* Set task *
Pull out every line in the data that has the string "лесного" in it.

* Extracted data *
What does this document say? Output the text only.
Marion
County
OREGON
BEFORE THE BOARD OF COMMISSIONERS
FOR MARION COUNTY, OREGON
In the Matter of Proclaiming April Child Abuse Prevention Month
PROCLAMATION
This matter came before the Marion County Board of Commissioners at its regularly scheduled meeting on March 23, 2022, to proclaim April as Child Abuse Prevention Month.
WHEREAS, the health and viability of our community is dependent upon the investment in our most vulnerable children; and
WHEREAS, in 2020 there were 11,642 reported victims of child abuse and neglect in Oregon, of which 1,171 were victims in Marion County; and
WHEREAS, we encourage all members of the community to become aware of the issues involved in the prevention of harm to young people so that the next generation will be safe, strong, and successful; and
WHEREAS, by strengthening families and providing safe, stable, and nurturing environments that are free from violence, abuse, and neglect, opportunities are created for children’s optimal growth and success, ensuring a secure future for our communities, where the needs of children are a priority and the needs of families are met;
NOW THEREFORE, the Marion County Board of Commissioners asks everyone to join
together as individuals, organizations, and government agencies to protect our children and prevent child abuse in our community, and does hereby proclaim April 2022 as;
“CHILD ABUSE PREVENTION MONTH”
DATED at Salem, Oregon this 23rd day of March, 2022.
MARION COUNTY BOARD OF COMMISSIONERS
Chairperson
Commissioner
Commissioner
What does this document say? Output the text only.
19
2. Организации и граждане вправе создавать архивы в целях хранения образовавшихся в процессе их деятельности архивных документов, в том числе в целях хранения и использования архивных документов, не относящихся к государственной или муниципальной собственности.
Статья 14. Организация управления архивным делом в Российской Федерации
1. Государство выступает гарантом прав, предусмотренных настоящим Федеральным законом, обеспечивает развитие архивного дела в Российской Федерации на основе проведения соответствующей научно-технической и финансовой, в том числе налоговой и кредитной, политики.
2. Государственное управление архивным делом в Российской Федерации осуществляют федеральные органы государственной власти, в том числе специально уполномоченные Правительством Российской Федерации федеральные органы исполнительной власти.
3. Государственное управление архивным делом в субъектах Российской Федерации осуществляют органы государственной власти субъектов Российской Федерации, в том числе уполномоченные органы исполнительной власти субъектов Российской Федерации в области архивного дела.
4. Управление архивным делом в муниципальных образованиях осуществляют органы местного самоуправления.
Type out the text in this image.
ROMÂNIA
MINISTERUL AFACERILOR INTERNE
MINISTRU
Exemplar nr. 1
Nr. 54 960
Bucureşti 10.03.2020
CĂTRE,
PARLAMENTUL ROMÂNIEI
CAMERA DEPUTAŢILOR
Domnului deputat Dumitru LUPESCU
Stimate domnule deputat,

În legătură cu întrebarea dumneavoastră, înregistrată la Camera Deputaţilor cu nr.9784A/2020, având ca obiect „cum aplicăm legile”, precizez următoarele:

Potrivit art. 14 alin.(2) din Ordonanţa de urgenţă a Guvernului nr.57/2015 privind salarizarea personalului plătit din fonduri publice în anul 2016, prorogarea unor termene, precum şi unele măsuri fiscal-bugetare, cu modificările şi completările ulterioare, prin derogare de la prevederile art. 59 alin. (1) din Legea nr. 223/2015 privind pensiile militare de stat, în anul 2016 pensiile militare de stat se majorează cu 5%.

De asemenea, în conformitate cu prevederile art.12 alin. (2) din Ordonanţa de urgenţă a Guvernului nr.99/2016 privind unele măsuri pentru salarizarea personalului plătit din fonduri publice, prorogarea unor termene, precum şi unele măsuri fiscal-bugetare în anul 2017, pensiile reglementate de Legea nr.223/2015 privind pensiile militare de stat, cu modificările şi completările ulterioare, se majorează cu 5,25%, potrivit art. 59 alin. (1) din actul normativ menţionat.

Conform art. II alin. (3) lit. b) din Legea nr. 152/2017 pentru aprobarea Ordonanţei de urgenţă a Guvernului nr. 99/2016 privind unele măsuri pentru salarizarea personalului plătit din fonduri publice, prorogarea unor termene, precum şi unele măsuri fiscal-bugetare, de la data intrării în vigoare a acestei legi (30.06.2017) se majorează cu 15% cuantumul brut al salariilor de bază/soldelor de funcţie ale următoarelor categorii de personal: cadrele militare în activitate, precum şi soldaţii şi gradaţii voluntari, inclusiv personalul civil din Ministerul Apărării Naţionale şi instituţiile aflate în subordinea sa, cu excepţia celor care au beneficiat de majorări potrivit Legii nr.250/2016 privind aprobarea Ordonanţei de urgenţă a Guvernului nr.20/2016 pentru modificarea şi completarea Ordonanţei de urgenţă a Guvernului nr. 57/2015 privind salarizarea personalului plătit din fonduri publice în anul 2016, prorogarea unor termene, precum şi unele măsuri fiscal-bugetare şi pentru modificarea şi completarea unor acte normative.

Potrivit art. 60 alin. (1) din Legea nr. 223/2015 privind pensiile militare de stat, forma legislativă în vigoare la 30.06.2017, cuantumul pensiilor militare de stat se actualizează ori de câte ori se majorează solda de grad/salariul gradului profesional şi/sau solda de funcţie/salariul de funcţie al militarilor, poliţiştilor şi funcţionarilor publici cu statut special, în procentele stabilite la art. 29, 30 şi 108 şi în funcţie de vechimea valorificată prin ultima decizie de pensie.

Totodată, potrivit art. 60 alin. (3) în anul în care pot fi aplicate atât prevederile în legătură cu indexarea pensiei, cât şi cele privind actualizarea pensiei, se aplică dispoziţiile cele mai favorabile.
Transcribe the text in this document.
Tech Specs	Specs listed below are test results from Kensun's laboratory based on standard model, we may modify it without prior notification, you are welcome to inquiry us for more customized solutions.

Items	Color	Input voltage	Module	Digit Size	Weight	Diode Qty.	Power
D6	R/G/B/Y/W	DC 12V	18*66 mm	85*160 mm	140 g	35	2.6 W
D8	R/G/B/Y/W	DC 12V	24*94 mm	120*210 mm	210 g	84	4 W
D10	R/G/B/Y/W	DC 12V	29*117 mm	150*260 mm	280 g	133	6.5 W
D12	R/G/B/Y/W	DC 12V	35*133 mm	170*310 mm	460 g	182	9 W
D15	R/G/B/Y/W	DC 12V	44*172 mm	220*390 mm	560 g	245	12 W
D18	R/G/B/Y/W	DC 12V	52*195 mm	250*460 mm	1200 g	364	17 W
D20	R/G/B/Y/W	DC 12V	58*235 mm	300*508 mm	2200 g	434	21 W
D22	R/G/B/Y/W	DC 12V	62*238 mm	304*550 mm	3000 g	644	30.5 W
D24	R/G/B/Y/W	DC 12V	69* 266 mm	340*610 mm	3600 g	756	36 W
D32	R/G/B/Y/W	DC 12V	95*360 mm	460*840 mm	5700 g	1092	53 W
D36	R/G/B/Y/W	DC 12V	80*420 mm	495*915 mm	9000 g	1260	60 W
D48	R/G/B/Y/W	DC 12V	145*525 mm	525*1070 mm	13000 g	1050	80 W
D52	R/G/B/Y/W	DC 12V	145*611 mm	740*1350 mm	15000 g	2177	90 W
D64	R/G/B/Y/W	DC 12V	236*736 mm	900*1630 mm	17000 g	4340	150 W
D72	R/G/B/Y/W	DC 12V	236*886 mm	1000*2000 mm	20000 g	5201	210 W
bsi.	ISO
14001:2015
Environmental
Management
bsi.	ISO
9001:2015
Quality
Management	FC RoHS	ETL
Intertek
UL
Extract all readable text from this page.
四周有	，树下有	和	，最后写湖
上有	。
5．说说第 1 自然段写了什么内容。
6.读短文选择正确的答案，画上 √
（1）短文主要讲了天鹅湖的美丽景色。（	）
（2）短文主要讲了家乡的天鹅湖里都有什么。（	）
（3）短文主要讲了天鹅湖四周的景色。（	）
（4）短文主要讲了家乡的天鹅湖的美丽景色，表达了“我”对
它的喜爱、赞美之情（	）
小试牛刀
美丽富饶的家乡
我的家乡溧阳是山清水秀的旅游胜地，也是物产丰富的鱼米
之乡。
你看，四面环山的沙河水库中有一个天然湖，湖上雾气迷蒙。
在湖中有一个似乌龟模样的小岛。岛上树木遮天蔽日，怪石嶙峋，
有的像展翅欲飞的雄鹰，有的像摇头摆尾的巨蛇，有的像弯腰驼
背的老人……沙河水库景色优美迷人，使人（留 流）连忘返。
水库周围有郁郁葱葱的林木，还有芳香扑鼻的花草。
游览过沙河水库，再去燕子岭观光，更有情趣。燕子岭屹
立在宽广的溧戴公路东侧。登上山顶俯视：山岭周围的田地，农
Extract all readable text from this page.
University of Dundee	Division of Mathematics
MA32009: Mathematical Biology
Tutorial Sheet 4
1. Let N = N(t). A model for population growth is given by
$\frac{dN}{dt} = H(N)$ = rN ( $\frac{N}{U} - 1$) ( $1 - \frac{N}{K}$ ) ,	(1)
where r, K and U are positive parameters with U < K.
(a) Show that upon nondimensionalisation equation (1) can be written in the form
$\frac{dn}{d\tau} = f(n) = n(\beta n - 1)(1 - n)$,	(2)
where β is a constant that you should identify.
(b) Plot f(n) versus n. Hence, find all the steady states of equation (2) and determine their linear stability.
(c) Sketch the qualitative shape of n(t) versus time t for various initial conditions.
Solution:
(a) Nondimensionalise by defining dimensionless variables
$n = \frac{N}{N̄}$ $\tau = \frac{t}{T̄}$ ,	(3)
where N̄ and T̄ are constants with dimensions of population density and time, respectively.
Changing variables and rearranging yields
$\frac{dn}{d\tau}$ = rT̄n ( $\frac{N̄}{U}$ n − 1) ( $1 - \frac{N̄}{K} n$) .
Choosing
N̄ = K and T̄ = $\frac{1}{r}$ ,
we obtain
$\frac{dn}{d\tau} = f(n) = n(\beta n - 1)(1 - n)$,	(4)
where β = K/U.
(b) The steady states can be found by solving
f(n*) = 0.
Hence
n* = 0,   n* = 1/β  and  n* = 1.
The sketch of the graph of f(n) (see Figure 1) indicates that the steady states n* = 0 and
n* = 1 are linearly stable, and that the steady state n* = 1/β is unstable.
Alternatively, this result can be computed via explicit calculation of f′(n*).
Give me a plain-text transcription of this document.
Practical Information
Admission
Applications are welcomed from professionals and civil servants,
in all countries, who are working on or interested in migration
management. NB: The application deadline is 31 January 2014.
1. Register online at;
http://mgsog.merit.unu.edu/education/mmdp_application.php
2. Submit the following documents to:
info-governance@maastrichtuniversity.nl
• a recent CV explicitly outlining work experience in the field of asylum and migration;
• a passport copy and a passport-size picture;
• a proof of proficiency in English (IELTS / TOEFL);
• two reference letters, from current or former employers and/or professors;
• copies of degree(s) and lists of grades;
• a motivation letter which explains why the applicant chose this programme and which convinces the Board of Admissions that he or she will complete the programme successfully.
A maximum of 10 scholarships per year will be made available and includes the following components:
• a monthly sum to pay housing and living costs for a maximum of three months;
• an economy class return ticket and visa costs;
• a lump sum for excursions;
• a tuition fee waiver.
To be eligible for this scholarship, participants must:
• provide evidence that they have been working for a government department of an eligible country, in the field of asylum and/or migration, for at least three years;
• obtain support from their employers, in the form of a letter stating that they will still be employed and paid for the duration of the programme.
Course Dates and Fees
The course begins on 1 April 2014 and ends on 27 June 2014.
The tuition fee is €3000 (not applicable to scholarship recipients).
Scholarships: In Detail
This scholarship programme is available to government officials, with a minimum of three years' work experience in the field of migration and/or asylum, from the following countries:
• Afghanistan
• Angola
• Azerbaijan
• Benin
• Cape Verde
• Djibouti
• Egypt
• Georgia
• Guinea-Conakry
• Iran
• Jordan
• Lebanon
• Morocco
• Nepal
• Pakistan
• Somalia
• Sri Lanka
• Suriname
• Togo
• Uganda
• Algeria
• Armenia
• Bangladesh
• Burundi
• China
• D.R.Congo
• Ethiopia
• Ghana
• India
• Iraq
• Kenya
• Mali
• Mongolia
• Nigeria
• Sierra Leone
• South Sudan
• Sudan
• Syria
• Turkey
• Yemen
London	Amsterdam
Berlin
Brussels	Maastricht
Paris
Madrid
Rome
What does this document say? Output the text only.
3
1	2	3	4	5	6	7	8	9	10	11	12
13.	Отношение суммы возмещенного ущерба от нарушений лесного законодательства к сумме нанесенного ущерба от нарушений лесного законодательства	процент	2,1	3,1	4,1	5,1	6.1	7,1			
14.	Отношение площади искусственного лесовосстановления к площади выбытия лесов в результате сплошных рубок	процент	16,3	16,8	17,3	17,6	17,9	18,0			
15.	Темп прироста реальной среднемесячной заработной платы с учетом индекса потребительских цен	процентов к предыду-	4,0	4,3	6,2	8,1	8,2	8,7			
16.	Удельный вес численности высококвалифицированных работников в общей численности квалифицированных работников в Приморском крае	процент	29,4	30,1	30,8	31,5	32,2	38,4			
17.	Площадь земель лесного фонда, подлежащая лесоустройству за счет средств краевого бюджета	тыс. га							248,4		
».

* Solved problem *
13.	Отношение суммы возмещенного ущерба от нарушений лесного законодательства к сумме нанесенного ущерба от нарушений лесного законодательства	процент	2,1	3,1	4,1	5,1	6.1	7,1			
17.	Площадь земель лесного фонда, подлежащая лесоустройству за счет средств краевого бюджета	тыс. га							248,4		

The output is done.